:: EXERCISE PROMPT ::
Retype all of the lines below character for character, in the same order and with the same line breaks.

>>>>>

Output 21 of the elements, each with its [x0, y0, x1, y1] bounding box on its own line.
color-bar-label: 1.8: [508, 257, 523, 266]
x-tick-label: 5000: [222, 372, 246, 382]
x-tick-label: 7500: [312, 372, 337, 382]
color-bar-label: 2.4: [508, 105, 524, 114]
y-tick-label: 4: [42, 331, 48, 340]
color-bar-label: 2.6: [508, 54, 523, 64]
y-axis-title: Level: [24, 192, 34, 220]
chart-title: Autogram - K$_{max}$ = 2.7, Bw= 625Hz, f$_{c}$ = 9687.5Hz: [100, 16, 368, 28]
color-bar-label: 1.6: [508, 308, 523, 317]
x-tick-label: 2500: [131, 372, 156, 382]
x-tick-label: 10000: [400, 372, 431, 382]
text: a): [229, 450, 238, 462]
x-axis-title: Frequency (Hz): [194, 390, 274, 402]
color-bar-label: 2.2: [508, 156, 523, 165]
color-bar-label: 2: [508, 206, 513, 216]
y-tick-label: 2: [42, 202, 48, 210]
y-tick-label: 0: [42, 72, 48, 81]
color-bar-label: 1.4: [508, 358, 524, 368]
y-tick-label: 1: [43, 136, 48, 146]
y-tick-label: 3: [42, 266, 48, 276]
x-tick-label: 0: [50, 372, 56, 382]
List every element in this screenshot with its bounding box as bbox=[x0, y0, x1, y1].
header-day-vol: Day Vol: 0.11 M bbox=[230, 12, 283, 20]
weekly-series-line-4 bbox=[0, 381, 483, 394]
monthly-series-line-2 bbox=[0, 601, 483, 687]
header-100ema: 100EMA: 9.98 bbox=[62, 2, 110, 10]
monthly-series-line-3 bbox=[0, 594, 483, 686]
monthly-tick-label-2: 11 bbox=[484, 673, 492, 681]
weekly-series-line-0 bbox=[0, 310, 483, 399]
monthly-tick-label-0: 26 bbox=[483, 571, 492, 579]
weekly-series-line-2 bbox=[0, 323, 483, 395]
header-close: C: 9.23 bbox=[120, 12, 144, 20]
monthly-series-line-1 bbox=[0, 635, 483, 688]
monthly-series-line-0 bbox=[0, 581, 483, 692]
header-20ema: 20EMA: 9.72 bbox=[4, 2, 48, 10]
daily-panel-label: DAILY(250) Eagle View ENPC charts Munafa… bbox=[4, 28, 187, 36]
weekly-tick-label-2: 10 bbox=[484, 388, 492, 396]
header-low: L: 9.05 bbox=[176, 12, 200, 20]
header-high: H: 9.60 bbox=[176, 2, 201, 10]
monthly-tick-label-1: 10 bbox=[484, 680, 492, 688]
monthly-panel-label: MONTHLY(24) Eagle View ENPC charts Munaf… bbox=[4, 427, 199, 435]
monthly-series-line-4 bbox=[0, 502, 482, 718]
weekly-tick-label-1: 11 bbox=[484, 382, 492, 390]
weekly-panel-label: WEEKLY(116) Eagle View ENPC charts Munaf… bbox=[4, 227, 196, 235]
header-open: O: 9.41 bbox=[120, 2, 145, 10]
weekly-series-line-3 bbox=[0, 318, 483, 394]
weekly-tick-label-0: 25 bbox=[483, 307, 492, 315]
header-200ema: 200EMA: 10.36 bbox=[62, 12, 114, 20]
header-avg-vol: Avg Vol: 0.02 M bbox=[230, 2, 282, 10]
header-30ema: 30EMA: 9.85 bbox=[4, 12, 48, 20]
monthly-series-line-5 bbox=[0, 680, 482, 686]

<<<<<

:: CORRECT RESULT ::
Output 21 of the elements, each with its [x0, y0, x1, y1] bounding box on its own line.
color-bar-label: 1.8: [508, 257, 523, 266]
x-tick-label: 5000: [222, 372, 246, 382]
x-tick-label: 7500: [312, 372, 337, 382]
color-bar-label: 2.4: [508, 105, 524, 114]
y-tick-label: 4: [42, 331, 48, 340]
color-bar-label: 2.6: [508, 54, 523, 64]
y-axis-title: Level: [24, 192, 34, 220]
chart-title: Autogram - K$_{max}$ = 2.7, Bw= 625Hz, f$_{c}$ = 9687.5Hz: [100, 16, 368, 28]
color-bar-label: 1.6: [508, 308, 523, 317]
x-tick-label: 2500: [131, 372, 156, 382]
x-tick-label: 10000: [400, 372, 431, 382]
text: a): [229, 450, 238, 462]
x-axis-title: Frequency (Hz): [194, 390, 274, 402]
color-bar-label: 2.2: [508, 156, 523, 165]
color-bar-label: 2: [508, 206, 513, 216]
y-tick-label: 2: [42, 202, 48, 210]
y-tick-label: 0: [42, 72, 48, 81]
color-bar-label: 1.4: [508, 358, 524, 368]
y-tick-label: 1: [43, 136, 48, 146]
y-tick-label: 3: [42, 266, 48, 276]
x-tick-label: 0: [50, 372, 56, 382]
List every element in this screenshot with its bounding box as bbox=[x0, y0, x1, y1].
header-day-vol: Day Vol: 0.11 M bbox=[230, 12, 283, 20]
weekly-series-line-4 bbox=[0, 381, 483, 394]
monthly-series-line-2 bbox=[0, 601, 483, 687]
header-100ema: 100EMA: 9.98 bbox=[62, 2, 110, 10]
monthly-series-line-3 bbox=[0, 594, 483, 686]
monthly-tick-label-2: 11 bbox=[484, 673, 492, 681]
weekly-series-line-0 bbox=[0, 310, 483, 399]
monthly-tick-label-0: 26 bbox=[483, 571, 492, 579]
weekly-series-line-2 bbox=[0, 323, 483, 395]
header-close: C: 9.23 bbox=[120, 12, 144, 20]
monthly-series-line-1 bbox=[0, 635, 483, 688]
monthly-series-line-0 bbox=[0, 581, 483, 692]
header-20ema: 20EMA: 9.72 bbox=[4, 2, 48, 10]
daily-panel-label: DAILY(250) Eagle View ENPC charts Munafa… bbox=[4, 28, 187, 36]
weekly-tick-label-2: 10 bbox=[484, 388, 492, 396]
header-low: L: 9.05 bbox=[176, 12, 200, 20]
header-high: H: 9.60 bbox=[176, 2, 201, 10]
monthly-tick-label-1: 10 bbox=[484, 680, 492, 688]
monthly-panel-label: MONTHLY(24) Eagle View ENPC charts Munaf… bbox=[4, 427, 199, 435]
monthly-series-line-4 bbox=[0, 502, 482, 718]
weekly-tick-label-1: 11 bbox=[484, 382, 492, 390]
weekly-panel-label: WEEKLY(116) Eagle View ENPC charts Munaf… bbox=[4, 227, 196, 235]
header-open: O: 9.41 bbox=[120, 2, 145, 10]
weekly-series-line-3 bbox=[0, 318, 483, 394]
weekly-tick-label-0: 25 bbox=[483, 307, 492, 315]
header-200ema: 200EMA: 10.36 bbox=[62, 12, 114, 20]
header-avg-vol: Avg Vol: 0.02 M bbox=[230, 2, 282, 10]
header-30ema: 30EMA: 9.85 bbox=[4, 12, 48, 20]
monthly-series-line-5 bbox=[0, 680, 482, 686]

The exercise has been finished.